[start of THE RECORDS]

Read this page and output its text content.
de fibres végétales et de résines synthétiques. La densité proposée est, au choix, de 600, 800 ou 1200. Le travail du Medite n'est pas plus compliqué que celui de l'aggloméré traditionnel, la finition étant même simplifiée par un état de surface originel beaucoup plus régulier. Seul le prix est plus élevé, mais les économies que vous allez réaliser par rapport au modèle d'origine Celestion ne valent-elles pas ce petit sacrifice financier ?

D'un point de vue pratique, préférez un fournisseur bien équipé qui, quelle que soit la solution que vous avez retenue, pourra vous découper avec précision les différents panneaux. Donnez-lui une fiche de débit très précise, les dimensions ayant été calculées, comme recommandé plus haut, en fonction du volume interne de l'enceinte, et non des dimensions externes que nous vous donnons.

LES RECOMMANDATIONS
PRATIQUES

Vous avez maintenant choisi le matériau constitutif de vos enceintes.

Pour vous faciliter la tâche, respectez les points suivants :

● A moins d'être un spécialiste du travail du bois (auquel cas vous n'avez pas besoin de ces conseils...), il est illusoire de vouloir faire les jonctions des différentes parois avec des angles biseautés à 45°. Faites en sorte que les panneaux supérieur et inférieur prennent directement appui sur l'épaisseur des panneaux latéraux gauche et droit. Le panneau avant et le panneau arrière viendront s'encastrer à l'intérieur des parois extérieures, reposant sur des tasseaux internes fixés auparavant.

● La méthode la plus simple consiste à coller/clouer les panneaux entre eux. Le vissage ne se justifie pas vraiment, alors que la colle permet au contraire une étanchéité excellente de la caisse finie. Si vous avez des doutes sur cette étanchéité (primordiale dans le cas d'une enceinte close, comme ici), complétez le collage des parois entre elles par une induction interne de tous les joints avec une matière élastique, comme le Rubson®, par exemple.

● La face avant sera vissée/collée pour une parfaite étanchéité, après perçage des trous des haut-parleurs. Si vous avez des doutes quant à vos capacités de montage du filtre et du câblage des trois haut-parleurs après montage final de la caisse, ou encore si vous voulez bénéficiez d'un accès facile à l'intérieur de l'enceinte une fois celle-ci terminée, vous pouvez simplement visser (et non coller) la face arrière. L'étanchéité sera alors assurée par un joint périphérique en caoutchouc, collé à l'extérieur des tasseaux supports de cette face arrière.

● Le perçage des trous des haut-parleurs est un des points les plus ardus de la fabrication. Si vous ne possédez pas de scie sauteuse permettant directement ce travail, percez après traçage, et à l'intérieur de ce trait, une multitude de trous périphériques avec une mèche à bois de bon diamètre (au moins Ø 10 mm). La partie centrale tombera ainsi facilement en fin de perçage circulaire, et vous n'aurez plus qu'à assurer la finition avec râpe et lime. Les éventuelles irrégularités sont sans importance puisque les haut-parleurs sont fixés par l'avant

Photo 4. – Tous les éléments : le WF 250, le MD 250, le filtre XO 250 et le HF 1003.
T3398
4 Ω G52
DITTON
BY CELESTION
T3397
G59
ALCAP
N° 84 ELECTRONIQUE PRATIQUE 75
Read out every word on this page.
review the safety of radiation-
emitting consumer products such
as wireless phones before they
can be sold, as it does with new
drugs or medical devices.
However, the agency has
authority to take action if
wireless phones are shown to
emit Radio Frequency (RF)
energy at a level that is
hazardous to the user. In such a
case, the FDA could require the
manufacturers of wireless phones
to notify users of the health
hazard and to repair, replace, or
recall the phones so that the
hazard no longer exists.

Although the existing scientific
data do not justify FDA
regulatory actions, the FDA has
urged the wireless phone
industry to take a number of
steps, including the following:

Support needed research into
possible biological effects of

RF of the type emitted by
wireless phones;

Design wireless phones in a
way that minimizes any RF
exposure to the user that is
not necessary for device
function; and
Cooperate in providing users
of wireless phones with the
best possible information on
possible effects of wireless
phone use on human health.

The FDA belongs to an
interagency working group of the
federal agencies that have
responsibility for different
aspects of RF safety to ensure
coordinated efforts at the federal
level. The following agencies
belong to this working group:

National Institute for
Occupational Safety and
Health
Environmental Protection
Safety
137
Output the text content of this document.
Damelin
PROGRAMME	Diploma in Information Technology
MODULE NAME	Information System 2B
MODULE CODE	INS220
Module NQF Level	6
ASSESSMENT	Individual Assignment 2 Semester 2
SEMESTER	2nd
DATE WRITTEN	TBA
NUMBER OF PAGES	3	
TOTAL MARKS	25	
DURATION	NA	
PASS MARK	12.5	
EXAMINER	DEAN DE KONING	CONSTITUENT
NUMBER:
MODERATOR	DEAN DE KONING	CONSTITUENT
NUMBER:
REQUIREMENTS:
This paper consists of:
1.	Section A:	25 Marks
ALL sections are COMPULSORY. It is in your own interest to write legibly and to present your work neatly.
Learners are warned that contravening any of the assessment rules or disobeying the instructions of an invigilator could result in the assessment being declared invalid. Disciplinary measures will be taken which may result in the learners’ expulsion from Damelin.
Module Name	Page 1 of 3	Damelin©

[end of THE RECORDS]

→ YOUR OBJECTIVE
List every line in the records above that contains the word "working".

→ WRITTEN RESPONSE
interagency working group of the
belong to this working group:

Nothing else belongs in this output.